• Task goal
Write out the records beneath this line exactly as they appear, minus any images.

• Material provided
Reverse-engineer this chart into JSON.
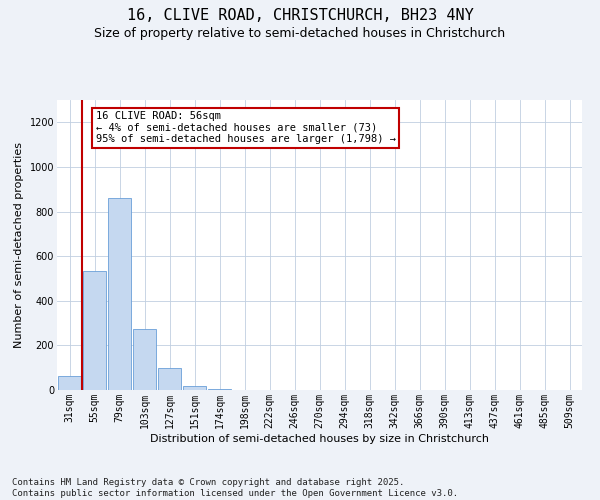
{
  "title_line1": "16, CLIVE ROAD, CHRISTCHURCH, BH23 4NY",
  "title_line2": "Size of property relative to semi-detached houses in Christchurch",
  "xlabel": "Distribution of semi-detached houses by size in Christchurch",
  "ylabel": "Number of semi-detached properties",
  "categories": [
    "31sqm",
    "55sqm",
    "79sqm",
    "103sqm",
    "127sqm",
    "151sqm",
    "174sqm",
    "198sqm",
    "222sqm",
    "246sqm",
    "270sqm",
    "294sqm",
    "318sqm",
    "342sqm",
    "366sqm",
    "390sqm",
    "413sqm",
    "437sqm",
    "461sqm",
    "485sqm",
    "509sqm"
  ],
  "values": [
    65,
    535,
    860,
    275,
    100,
    20,
    5,
    0,
    0,
    0,
    0,
    0,
    0,
    0,
    0,
    0,
    0,
    0,
    0,
    0,
    0
  ],
  "bar_color": "#c5d8f0",
  "bar_edge_color": "#6a9fd8",
  "vline_color": "#c00000",
  "annotation_text": "16 CLIVE ROAD: 56sqm\n← 4% of semi-detached houses are smaller (73)\n95% of semi-detached houses are larger (1,798) →",
  "annotation_box_color": "white",
  "annotation_box_edge_color": "#c00000",
  "ylim": [
    0,
    1300
  ],
  "yticks": [
    0,
    200,
    400,
    600,
    800,
    1000,
    1200
  ],
  "footnote": "Contains HM Land Registry data © Crown copyright and database right 2025.\nContains public sector information licensed under the Open Government Licence v3.0.",
  "background_color": "#eef2f8",
  "plot_background_color": "white",
  "grid_color": "#c0cfe0",
  "title_fontsize": 11,
  "subtitle_fontsize": 9,
  "axis_label_fontsize": 8,
  "tick_fontsize": 7,
  "annotation_fontsize": 7.5,
  "footnote_fontsize": 6.5
}
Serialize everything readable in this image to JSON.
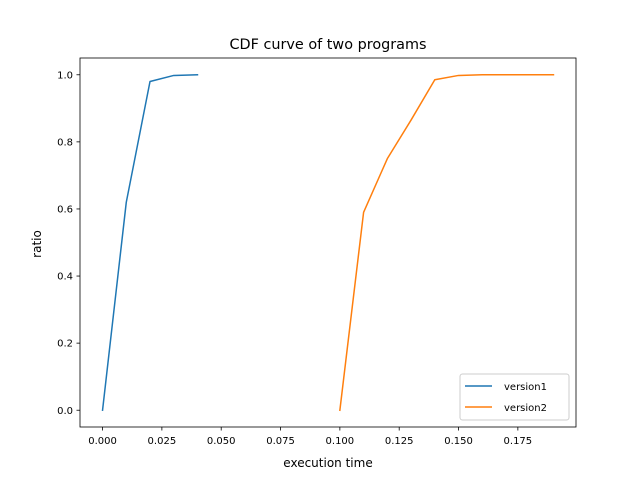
{
  "chart_data": {
    "type": "line",
    "title": "CDF curve of two programs",
    "xlabel": "execution time",
    "ylabel": "ratio",
    "xlim": [
      -0.0095,
      0.1995
    ],
    "ylim": [
      -0.05,
      1.05
    ],
    "xticks": [
      0.0,
      0.025,
      0.05,
      0.075,
      0.1,
      0.125,
      0.15,
      0.175
    ],
    "xtick_labels": [
      "0.000",
      "0.025",
      "0.050",
      "0.075",
      "0.100",
      "0.125",
      "0.150",
      "0.175"
    ],
    "yticks": [
      0.0,
      0.2,
      0.4,
      0.6,
      0.8,
      1.0
    ],
    "ytick_labels": [
      "0.0",
      "0.2",
      "0.4",
      "0.6",
      "0.8",
      "1.0"
    ],
    "grid": false,
    "legend_position": "bottom-right",
    "series": [
      {
        "name": "version1",
        "color": "#1f77b4",
        "x": [
          0.0,
          0.01,
          0.02,
          0.03,
          0.04
        ],
        "y": [
          0.0,
          0.62,
          0.98,
          0.998,
          1.0
        ]
      },
      {
        "name": "version2",
        "color": "#ff7f0e",
        "x": [
          0.1,
          0.11,
          0.12,
          0.13,
          0.14,
          0.15,
          0.16,
          0.17,
          0.18,
          0.19
        ],
        "y": [
          0.0,
          0.59,
          0.75,
          0.865,
          0.985,
          0.998,
          1.0,
          1.0,
          1.0,
          1.0
        ]
      }
    ]
  }
}
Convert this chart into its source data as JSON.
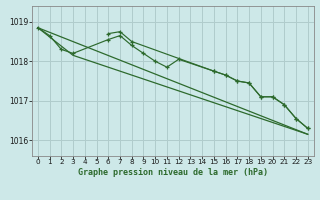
{
  "title": "Graphe pression niveau de la mer (hPa)",
  "background_color": "#cde8e8",
  "plot_bg": "#cde8e8",
  "grid_color": "#b0cccc",
  "line_color": "#2d6a2d",
  "ylim": [
    1015.6,
    1019.4
  ],
  "xlim": [
    -0.5,
    23.5
  ],
  "yticks": [
    1016,
    1017,
    1018,
    1019
  ],
  "xticks": [
    0,
    1,
    2,
    3,
    4,
    5,
    6,
    7,
    8,
    9,
    10,
    11,
    12,
    13,
    14,
    15,
    16,
    17,
    18,
    19,
    20,
    21,
    22,
    23
  ],
  "line1_x": [
    0,
    23
  ],
  "line1_y": [
    1018.85,
    1016.15
  ],
  "line2_x": [
    0,
    3,
    23
  ],
  "line2_y": [
    1018.85,
    1018.15,
    1016.15
  ],
  "line3_x": [
    0,
    1,
    2,
    3,
    6,
    7,
    8,
    9,
    10,
    11,
    12,
    15,
    16,
    17,
    18,
    19,
    20,
    21,
    22,
    23
  ],
  "line3_y": [
    1018.85,
    1018.65,
    1018.3,
    1018.2,
    1018.55,
    1018.65,
    1018.4,
    1018.2,
    1018.0,
    1017.85,
    1018.05,
    1017.75,
    1017.65,
    1017.5,
    1017.45,
    1017.1,
    1017.1,
    1016.9,
    1016.55,
    1016.3
  ],
  "line4_x": [
    6,
    7,
    8,
    15,
    16,
    17,
    18,
    19,
    20,
    21,
    22,
    23
  ],
  "line4_y": [
    1018.7,
    1018.75,
    1018.5,
    1017.75,
    1017.65,
    1017.5,
    1017.45,
    1017.1,
    1017.1,
    1016.9,
    1016.55,
    1016.3
  ]
}
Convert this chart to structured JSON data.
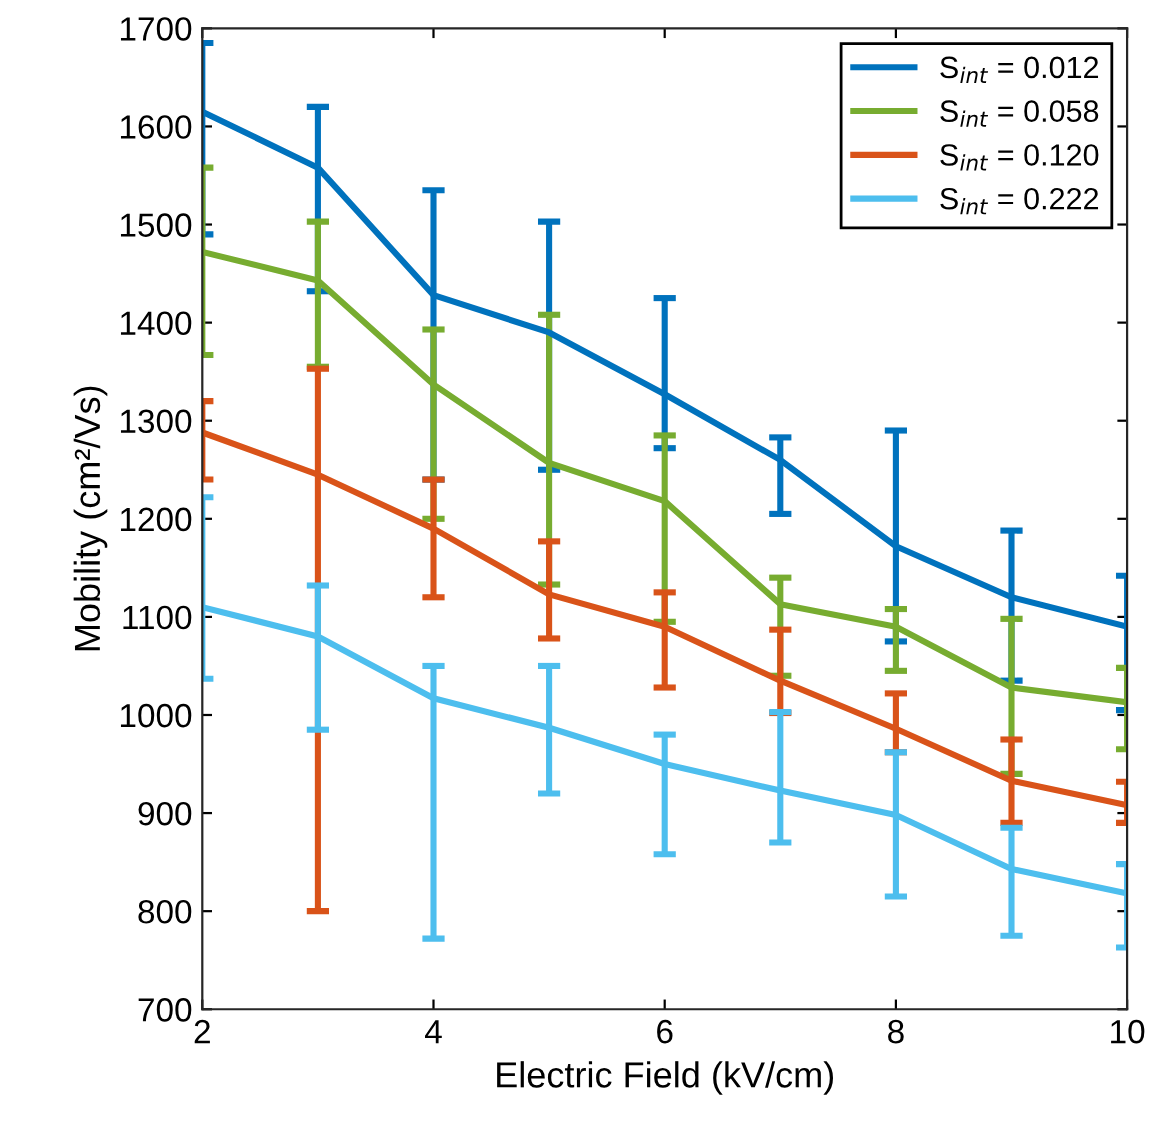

• Solution to this problem
Reverse-engineer this chart into JSON.
{
  "title_line1": "16, CLIVE ROAD, CHRISTCHURCH, BH23 4NY",
  "title_line2": "Size of property relative to semi-detached houses in Christchurch",
  "xlabel": "Distribution of semi-detached houses by size in Christchurch",
  "ylabel": "Number of semi-detached properties",
  "categories": [
    "31sqm",
    "55sqm",
    "79sqm",
    "103sqm",
    "127sqm",
    "151sqm",
    "174sqm",
    "198sqm",
    "222sqm",
    "246sqm",
    "270sqm",
    "294sqm",
    "318sqm",
    "342sqm",
    "366sqm",
    "390sqm",
    "413sqm",
    "437sqm",
    "461sqm",
    "485sqm",
    "509sqm"
  ],
  "values": [
    65,
    535,
    860,
    275,
    100,
    20,
    5,
    0,
    0,
    0,
    0,
    0,
    0,
    0,
    0,
    0,
    0,
    0,
    0,
    0,
    0
  ],
  "bar_color": "#c5d8f0",
  "bar_edge_color": "#6a9fd8",
  "vline_color": "#c00000",
  "annotation_text": "16 CLIVE ROAD: 56sqm\n← 4% of semi-detached houses are smaller (73)\n95% of semi-detached houses are larger (1,798) →",
  "annotation_box_color": "white",
  "annotation_box_edge_color": "#c00000",
  "ylim": [
    0,
    1300
  ],
  "yticks": [
    0,
    200,
    400,
    600,
    800,
    1000,
    1200
  ],
  "footnote": "Contains HM Land Registry data © Crown copyright and database right 2025.\nContains public sector information licensed under the Open Government Licence v3.0.",
  "background_color": "#eef2f8",
  "plot_background_color": "white",
  "grid_color": "#c0cfe0",
  "title_fontsize": 11,
  "subtitle_fontsize": 9,
  "axis_label_fontsize": 8,
  "tick_fontsize": 7,
  "annotation_fontsize": 7.5,
  "footnote_fontsize": 6.5
}
Serialize everything readable in this image to JSON.
{
  "chart_data": {
    "type": "line",
    "title": "CDF curve of two programs",
    "xlabel": "execution time",
    "ylabel": "ratio",
    "xlim": [
      -0.0095,
      0.1995
    ],
    "ylim": [
      -0.05,
      1.05
    ],
    "xticks": [
      0.0,
      0.025,
      0.05,
      0.075,
      0.1,
      0.125,
      0.15,
      0.175
    ],
    "xtick_labels": [
      "0.000",
      "0.025",
      "0.050",
      "0.075",
      "0.100",
      "0.125",
      "0.150",
      "0.175"
    ],
    "yticks": [
      0.0,
      0.2,
      0.4,
      0.6,
      0.8,
      1.0
    ],
    "ytick_labels": [
      "0.0",
      "0.2",
      "0.4",
      "0.6",
      "0.8",
      "1.0"
    ],
    "grid": false,
    "legend_position": "bottom-right",
    "series": [
      {
        "name": "version1",
        "color": "#1f77b4",
        "x": [
          0.0,
          0.01,
          0.02,
          0.03,
          0.04
        ],
        "y": [
          0.0,
          0.62,
          0.98,
          0.998,
          1.0
        ]
      },
      {
        "name": "version2",
        "color": "#ff7f0e",
        "x": [
          0.1,
          0.11,
          0.12,
          0.13,
          0.14,
          0.15,
          0.16,
          0.17,
          0.18,
          0.19
        ],
        "y": [
          0.0,
          0.59,
          0.75,
          0.865,
          0.985,
          0.998,
          1.0,
          1.0,
          1.0,
          1.0
        ]
      }
    ]
  }
}
Convert this chart into its source data as JSON.
{
  "title": "Graphe pression niveau de la mer (hPa)",
  "background_color": "#cde8e8",
  "plot_bg": "#cde8e8",
  "grid_color": "#b0cccc",
  "line_color": "#2d6a2d",
  "ylim": [
    1015.6,
    1019.4
  ],
  "xlim": [
    -0.5,
    23.5
  ],
  "yticks": [
    1016,
    1017,
    1018,
    1019
  ],
  "xticks": [
    0,
    1,
    2,
    3,
    4,
    5,
    6,
    7,
    8,
    9,
    10,
    11,
    12,
    13,
    14,
    15,
    16,
    17,
    18,
    19,
    20,
    21,
    22,
    23
  ],
  "line1_x": [
    0,
    23
  ],
  "line1_y": [
    1018.85,
    1016.15
  ],
  "line2_x": [
    0,
    3,
    23
  ],
  "line2_y": [
    1018.85,
    1018.15,
    1016.15
  ],
  "line3_x": [
    0,
    1,
    2,
    3,
    6,
    7,
    8,
    9,
    10,
    11,
    12,
    15,
    16,
    17,
    18,
    19,
    20,
    21,
    22,
    23
  ],
  "line3_y": [
    1018.85,
    1018.65,
    1018.3,
    1018.2,
    1018.55,
    1018.65,
    1018.4,
    1018.2,
    1018.0,
    1017.85,
    1018.05,
    1017.75,
    1017.65,
    1017.5,
    1017.45,
    1017.1,
    1017.1,
    1016.9,
    1016.55,
    1016.3
  ],
  "line4_x": [
    6,
    7,
    8,
    15,
    16,
    17,
    18,
    19,
    20,
    21,
    22,
    23
  ],
  "line4_y": [
    1018.7,
    1018.75,
    1018.5,
    1017.75,
    1017.65,
    1017.5,
    1017.45,
    1017.1,
    1017.1,
    1016.9,
    1016.55,
    1016.3
  ]
}
Convert this chart to structured JSON data.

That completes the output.